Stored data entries

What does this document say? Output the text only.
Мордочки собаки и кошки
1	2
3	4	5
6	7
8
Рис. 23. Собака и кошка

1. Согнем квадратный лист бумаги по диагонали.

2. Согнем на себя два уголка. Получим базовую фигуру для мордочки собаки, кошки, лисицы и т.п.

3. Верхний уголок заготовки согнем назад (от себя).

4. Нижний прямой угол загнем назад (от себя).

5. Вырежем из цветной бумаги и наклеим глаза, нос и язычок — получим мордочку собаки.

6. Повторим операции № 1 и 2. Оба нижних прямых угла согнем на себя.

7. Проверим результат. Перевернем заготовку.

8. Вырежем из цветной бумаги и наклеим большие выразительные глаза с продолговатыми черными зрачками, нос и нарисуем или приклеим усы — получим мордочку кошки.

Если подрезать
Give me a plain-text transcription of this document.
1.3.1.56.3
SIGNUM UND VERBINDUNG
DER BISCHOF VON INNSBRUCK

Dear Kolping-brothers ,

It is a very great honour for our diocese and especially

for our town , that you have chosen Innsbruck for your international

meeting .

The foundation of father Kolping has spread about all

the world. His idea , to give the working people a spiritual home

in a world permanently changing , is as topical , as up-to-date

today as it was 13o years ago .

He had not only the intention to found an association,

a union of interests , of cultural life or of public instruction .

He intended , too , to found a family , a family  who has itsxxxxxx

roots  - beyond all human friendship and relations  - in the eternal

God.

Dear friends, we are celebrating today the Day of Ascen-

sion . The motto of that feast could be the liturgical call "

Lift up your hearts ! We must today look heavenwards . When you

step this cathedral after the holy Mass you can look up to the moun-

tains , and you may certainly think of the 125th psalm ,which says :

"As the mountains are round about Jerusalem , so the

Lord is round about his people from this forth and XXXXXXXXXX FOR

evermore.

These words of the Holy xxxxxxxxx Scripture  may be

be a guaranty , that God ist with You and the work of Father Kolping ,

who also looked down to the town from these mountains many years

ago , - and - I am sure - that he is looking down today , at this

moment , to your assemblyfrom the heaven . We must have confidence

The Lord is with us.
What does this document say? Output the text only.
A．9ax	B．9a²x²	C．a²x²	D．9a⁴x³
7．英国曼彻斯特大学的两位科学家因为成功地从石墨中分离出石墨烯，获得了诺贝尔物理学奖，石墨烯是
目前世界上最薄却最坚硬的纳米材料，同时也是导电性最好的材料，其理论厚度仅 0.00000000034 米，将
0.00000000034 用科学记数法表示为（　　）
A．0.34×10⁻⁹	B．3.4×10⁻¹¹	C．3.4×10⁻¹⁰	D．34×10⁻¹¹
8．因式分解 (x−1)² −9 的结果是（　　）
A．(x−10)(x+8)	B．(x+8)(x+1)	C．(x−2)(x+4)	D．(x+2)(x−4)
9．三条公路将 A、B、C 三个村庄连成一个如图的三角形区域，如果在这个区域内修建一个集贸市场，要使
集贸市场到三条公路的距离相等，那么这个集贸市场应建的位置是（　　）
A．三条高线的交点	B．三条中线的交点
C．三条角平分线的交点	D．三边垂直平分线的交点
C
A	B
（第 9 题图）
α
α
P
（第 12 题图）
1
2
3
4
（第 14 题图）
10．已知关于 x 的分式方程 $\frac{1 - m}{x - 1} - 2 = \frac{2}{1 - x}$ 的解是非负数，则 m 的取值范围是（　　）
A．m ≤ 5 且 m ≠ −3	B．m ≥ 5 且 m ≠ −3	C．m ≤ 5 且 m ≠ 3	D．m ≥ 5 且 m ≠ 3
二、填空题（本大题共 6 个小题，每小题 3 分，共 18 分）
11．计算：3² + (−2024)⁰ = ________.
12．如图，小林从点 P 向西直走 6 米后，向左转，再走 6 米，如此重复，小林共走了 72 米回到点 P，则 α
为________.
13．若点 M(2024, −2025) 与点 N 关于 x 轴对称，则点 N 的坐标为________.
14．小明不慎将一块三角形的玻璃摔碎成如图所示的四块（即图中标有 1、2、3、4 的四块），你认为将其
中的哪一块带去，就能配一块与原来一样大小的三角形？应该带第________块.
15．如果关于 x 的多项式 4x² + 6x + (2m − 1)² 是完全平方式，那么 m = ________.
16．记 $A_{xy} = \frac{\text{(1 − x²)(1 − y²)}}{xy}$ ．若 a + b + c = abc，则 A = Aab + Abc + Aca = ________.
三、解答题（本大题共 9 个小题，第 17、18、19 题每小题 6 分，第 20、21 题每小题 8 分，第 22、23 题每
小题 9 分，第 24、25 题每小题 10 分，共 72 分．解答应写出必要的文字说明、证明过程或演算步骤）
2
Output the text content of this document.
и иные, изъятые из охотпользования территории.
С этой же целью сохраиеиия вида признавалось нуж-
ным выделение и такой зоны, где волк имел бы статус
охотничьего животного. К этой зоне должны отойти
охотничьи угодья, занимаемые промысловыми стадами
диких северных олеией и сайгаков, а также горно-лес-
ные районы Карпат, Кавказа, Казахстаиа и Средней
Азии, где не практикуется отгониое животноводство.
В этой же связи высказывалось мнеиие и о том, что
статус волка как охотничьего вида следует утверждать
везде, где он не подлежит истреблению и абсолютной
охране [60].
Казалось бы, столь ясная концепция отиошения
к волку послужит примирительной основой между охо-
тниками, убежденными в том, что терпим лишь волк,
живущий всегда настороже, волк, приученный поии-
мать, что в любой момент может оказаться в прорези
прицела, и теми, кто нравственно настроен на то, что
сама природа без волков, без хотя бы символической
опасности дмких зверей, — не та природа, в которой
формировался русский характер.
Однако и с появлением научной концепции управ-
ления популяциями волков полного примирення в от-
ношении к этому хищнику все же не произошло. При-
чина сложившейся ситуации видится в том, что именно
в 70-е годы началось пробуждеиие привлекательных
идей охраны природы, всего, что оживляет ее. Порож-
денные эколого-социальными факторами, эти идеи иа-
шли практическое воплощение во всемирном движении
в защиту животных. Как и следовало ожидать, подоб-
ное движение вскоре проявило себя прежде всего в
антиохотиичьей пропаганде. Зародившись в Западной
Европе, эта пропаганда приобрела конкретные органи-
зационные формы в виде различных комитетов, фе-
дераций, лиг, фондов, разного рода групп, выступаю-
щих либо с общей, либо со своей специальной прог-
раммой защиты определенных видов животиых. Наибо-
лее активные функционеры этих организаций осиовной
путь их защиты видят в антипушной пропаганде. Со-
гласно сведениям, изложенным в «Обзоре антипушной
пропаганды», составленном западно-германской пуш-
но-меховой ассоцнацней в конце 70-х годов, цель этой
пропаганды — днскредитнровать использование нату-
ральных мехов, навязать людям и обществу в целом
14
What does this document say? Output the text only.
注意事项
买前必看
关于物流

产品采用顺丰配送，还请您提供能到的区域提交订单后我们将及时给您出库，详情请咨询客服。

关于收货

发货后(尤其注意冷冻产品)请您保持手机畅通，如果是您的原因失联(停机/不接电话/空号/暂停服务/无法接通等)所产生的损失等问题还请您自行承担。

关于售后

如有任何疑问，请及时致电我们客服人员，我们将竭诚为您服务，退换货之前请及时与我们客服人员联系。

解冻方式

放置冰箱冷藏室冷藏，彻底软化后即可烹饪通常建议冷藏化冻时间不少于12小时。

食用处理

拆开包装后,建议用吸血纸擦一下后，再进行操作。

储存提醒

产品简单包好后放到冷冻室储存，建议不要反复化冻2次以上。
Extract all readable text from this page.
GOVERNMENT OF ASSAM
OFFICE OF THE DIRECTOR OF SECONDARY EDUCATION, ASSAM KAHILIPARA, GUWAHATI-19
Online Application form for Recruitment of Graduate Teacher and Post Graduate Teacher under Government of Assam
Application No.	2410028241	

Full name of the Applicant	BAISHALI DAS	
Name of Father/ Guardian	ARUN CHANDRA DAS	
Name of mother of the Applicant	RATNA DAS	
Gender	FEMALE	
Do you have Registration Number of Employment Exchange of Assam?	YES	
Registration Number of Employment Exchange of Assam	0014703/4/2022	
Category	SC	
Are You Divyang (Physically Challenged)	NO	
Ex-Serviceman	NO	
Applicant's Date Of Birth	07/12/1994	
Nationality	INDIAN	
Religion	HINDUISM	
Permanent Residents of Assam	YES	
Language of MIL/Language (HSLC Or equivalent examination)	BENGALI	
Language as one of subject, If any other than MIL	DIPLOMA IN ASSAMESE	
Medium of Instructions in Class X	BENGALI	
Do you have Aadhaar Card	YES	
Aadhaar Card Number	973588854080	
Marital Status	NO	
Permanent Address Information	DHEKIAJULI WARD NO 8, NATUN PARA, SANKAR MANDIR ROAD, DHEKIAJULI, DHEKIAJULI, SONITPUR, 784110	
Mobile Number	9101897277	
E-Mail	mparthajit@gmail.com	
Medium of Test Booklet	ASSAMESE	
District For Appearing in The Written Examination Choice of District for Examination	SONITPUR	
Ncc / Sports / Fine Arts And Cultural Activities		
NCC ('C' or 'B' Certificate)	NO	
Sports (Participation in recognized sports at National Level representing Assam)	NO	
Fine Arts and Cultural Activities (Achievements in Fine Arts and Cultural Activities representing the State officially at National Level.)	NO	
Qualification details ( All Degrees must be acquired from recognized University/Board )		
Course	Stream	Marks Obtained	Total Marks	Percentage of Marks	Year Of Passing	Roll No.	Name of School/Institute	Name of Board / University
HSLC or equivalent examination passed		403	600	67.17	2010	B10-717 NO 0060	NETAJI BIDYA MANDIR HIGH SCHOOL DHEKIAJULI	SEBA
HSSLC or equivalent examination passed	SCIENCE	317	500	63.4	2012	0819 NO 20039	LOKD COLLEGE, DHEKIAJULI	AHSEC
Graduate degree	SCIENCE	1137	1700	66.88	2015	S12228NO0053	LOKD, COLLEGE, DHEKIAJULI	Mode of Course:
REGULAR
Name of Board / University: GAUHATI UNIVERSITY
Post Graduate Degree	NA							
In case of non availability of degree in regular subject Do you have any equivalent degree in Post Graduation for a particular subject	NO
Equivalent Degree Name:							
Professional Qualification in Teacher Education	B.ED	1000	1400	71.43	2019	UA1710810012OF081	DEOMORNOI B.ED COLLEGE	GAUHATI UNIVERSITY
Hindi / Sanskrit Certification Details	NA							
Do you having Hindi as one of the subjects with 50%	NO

> Short exercise
Reply with only the number of lines in the material above where the string "have" appears.

> Written reply
5